- _SET EXERCISE_
Reproduce every line of the listing below without changing anything.

Region boundary data
>> start

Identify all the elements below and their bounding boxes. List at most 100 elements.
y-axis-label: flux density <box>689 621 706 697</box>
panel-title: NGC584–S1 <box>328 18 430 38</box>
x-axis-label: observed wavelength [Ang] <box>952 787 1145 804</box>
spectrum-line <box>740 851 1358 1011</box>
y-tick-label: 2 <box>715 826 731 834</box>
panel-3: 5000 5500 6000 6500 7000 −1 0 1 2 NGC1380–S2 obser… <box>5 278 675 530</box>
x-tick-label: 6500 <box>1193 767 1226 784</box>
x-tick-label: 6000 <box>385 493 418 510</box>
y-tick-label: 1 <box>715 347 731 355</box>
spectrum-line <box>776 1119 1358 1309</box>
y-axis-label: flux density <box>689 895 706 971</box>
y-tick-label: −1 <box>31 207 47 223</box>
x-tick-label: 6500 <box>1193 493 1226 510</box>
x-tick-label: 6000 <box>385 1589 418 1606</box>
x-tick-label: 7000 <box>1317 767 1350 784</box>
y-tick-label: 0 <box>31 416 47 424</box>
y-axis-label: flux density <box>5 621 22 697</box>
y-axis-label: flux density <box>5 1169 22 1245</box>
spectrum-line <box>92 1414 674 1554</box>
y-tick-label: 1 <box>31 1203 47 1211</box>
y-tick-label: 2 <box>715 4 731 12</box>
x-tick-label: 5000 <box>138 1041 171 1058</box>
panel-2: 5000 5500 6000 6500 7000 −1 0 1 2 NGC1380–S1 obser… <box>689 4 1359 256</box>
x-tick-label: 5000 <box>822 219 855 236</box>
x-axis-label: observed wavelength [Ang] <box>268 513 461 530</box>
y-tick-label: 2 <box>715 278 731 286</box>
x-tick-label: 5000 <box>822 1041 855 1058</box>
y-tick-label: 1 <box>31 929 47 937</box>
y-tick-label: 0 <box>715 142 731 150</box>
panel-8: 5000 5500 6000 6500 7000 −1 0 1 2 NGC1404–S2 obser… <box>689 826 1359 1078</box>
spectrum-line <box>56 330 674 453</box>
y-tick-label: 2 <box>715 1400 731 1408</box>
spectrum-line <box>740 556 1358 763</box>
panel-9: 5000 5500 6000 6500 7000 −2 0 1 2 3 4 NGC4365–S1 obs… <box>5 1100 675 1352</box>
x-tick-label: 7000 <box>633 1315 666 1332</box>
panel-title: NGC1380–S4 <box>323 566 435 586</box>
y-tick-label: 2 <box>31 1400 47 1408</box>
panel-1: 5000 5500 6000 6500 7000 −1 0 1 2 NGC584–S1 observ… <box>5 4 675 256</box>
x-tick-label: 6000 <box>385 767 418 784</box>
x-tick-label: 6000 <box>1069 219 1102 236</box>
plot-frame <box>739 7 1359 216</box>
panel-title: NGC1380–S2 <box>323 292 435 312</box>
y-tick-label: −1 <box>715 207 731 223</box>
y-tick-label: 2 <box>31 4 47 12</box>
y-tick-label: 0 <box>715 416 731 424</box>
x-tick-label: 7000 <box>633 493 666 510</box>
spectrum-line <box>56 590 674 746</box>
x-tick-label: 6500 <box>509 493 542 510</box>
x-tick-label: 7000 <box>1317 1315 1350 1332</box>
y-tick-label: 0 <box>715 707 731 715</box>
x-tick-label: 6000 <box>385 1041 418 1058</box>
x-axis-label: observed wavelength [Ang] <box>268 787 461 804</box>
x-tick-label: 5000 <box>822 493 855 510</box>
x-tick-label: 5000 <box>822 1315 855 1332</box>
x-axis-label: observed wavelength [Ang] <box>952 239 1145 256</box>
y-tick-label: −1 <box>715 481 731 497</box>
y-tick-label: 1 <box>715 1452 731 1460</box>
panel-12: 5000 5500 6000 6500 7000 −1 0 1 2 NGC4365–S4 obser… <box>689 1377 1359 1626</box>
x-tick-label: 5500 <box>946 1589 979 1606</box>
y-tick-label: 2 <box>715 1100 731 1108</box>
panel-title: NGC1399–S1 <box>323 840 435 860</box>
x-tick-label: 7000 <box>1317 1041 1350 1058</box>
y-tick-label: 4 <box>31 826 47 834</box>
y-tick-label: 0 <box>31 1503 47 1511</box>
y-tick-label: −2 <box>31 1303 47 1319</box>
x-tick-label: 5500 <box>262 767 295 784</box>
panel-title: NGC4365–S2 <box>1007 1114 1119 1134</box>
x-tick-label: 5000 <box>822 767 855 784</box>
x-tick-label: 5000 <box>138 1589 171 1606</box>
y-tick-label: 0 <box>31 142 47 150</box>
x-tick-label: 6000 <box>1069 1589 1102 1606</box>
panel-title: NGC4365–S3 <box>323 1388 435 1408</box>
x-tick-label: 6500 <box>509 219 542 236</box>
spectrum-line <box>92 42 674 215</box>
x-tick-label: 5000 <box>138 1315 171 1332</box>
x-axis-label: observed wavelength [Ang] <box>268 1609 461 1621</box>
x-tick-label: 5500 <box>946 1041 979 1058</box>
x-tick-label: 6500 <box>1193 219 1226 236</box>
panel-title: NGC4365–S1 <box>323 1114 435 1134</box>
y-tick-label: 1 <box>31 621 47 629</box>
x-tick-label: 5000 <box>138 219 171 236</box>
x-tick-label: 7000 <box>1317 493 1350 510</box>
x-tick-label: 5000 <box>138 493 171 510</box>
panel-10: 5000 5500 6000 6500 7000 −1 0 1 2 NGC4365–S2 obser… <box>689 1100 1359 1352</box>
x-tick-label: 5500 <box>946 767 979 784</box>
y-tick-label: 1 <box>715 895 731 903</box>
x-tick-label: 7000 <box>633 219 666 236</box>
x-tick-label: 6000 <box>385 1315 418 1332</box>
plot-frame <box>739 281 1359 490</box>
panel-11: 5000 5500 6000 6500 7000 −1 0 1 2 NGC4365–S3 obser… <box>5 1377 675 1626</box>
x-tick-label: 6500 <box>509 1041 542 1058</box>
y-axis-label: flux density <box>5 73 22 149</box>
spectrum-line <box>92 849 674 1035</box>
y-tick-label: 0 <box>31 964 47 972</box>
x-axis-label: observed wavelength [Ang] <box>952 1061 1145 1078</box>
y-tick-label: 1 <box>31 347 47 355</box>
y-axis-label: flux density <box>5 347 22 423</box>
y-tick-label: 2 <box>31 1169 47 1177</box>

>> end

- _EXERCISE RESULT_
Identify all the elements below and their bounding boxes. List at most 100 elements.
y-axis-label: flux density <box>689 621 706 697</box>
panel-title: NGC584–S1 <box>328 18 430 38</box>
x-axis-label: observed wavelength [Ang] <box>952 787 1145 804</box>
spectrum-line <box>740 851 1358 1011</box>
y-tick-label: 2 <box>715 826 731 834</box>
panel-3: 5000 5500 6000 6500 7000 −1 0 1 2 NGC1380–S2 obser… <box>5 278 675 530</box>
x-tick-label: 6500 <box>1193 767 1226 784</box>
x-tick-label: 6000 <box>385 493 418 510</box>
y-tick-label: 1 <box>715 347 731 355</box>
spectrum-line <box>776 1119 1358 1309</box>
y-axis-label: flux density <box>689 895 706 971</box>
y-tick-label: −1 <box>31 207 47 223</box>
x-tick-label: 6500 <box>1193 493 1226 510</box>
x-tick-label: 6000 <box>385 1589 418 1606</box>
x-tick-label: 7000 <box>1317 767 1350 784</box>
y-tick-label: 0 <box>31 416 47 424</box>
y-axis-label: flux density <box>5 621 22 697</box>
y-axis-label: flux density <box>5 1169 22 1245</box>
spectrum-line <box>92 1414 674 1554</box>
y-tick-label: 1 <box>31 1203 47 1211</box>
y-tick-label: 2 <box>715 4 731 12</box>
x-tick-label: 5000 <box>138 1041 171 1058</box>
panel-2: 5000 5500 6000 6500 7000 −1 0 1 2 NGC1380–S1 obser… <box>689 4 1359 256</box>
x-tick-label: 5000 <box>822 219 855 236</box>
x-axis-label: observed wavelength [Ang] <box>268 513 461 530</box>
y-tick-label: 2 <box>715 278 731 286</box>
x-tick-label: 5000 <box>822 1041 855 1058</box>
y-tick-label: 1 <box>31 929 47 937</box>
y-tick-label: 0 <box>715 142 731 150</box>
panel-8: 5000 5500 6000 6500 7000 −1 0 1 2 NGC1404–S2 obser… <box>689 826 1359 1078</box>
spectrum-line <box>56 330 674 453</box>
y-tick-label: 2 <box>715 1400 731 1408</box>
spectrum-line <box>740 556 1358 763</box>
panel-9: 5000 5500 6000 6500 7000 −2 0 1 2 3 4 NGC4365–S1 obs… <box>5 1100 675 1352</box>
x-tick-label: 7000 <box>633 1315 666 1332</box>
panel-title: NGC1380–S4 <box>323 566 435 586</box>
y-tick-label: 2 <box>31 1400 47 1408</box>
panel-1: 5000 5500 6000 6500 7000 −1 0 1 2 NGC584–S1 observ… <box>5 4 675 256</box>
x-tick-label: 6000 <box>385 767 418 784</box>
x-tick-label: 6000 <box>1069 219 1102 236</box>
plot-frame <box>739 7 1359 216</box>
panel-title: NGC1380–S2 <box>323 292 435 312</box>
y-tick-label: −1 <box>715 207 731 223</box>
y-tick-label: 2 <box>31 4 47 12</box>
y-tick-label: 0 <box>715 416 731 424</box>
x-tick-label: 7000 <box>633 493 666 510</box>
spectrum-line <box>56 590 674 746</box>
x-tick-label: 6500 <box>509 493 542 510</box>
x-tick-label: 7000 <box>1317 1315 1350 1332</box>
y-tick-label: 0 <box>715 707 731 715</box>
x-tick-label: 6000 <box>385 1041 418 1058</box>
x-axis-label: observed wavelength [Ang] <box>268 787 461 804</box>
x-tick-label: 5000 <box>822 493 855 510</box>
x-tick-label: 5000 <box>822 1315 855 1332</box>
x-axis-label: observed wavelength [Ang] <box>952 239 1145 256</box>
y-tick-label: −1 <box>715 481 731 497</box>
y-tick-label: 1 <box>715 1452 731 1460</box>
panel-12: 5000 5500 6000 6500 7000 −1 0 1 2 NGC4365–S4 obser… <box>689 1377 1359 1626</box>
x-tick-label: 5500 <box>946 1589 979 1606</box>
y-tick-label: 2 <box>715 1100 731 1108</box>
panel-title: NGC1399–S1 <box>323 840 435 860</box>
x-tick-label: 7000 <box>1317 1041 1350 1058</box>
y-tick-label: 4 <box>31 826 47 834</box>
y-tick-label: 0 <box>31 1503 47 1511</box>
y-tick-label: −2 <box>31 1303 47 1319</box>
x-tick-label: 5500 <box>262 767 295 784</box>
panel-title: NGC4365–S2 <box>1007 1114 1119 1134</box>
x-tick-label: 5000 <box>822 767 855 784</box>
x-tick-label: 5000 <box>138 1589 171 1606</box>
y-tick-label: 0 <box>31 142 47 150</box>
x-tick-label: 6000 <box>1069 1589 1102 1606</box>
panel-title: NGC4365–S3 <box>323 1388 435 1408</box>
x-tick-label: 6500 <box>509 219 542 236</box>
spectrum-line <box>92 42 674 215</box>
x-tick-label: 5000 <box>138 1315 171 1332</box>
x-axis-label: observed wavelength [Ang] <box>268 1609 461 1621</box>
x-tick-label: 5500 <box>946 1041 979 1058</box>
x-tick-label: 6500 <box>1193 219 1226 236</box>
panel-title: NGC4365–S1 <box>323 1114 435 1134</box>
y-tick-label: 1 <box>31 621 47 629</box>
x-tick-label: 5000 <box>138 219 171 236</box>
x-tick-label: 7000 <box>1317 493 1350 510</box>
x-tick-label: 5000 <box>138 493 171 510</box>
panel-10: 5000 5500 6000 6500 7000 −1 0 1 2 NGC4365–S2 obser… <box>689 1100 1359 1352</box>
x-tick-label: 5500 <box>946 767 979 784</box>
y-tick-label: 1 <box>715 895 731 903</box>
x-tick-label: 7000 <box>633 219 666 236</box>
x-tick-label: 6000 <box>385 1315 418 1332</box>
plot-frame <box>739 281 1359 490</box>
panel-11: 5000 5500 6000 6500 7000 −1 0 1 2 NGC4365–S3 obser… <box>5 1377 675 1626</box>
x-tick-label: 6500 <box>509 1041 542 1058</box>
y-axis-label: flux density <box>5 73 22 149</box>
spectrum-line <box>92 849 674 1035</box>
y-tick-label: 0 <box>31 964 47 972</box>
x-axis-label: observed wavelength [Ang] <box>952 1061 1145 1078</box>
y-tick-label: 1 <box>31 347 47 355</box>
y-axis-label: flux density <box>5 347 22 423</box>
y-tick-label: 2 <box>31 1169 47 1177</box>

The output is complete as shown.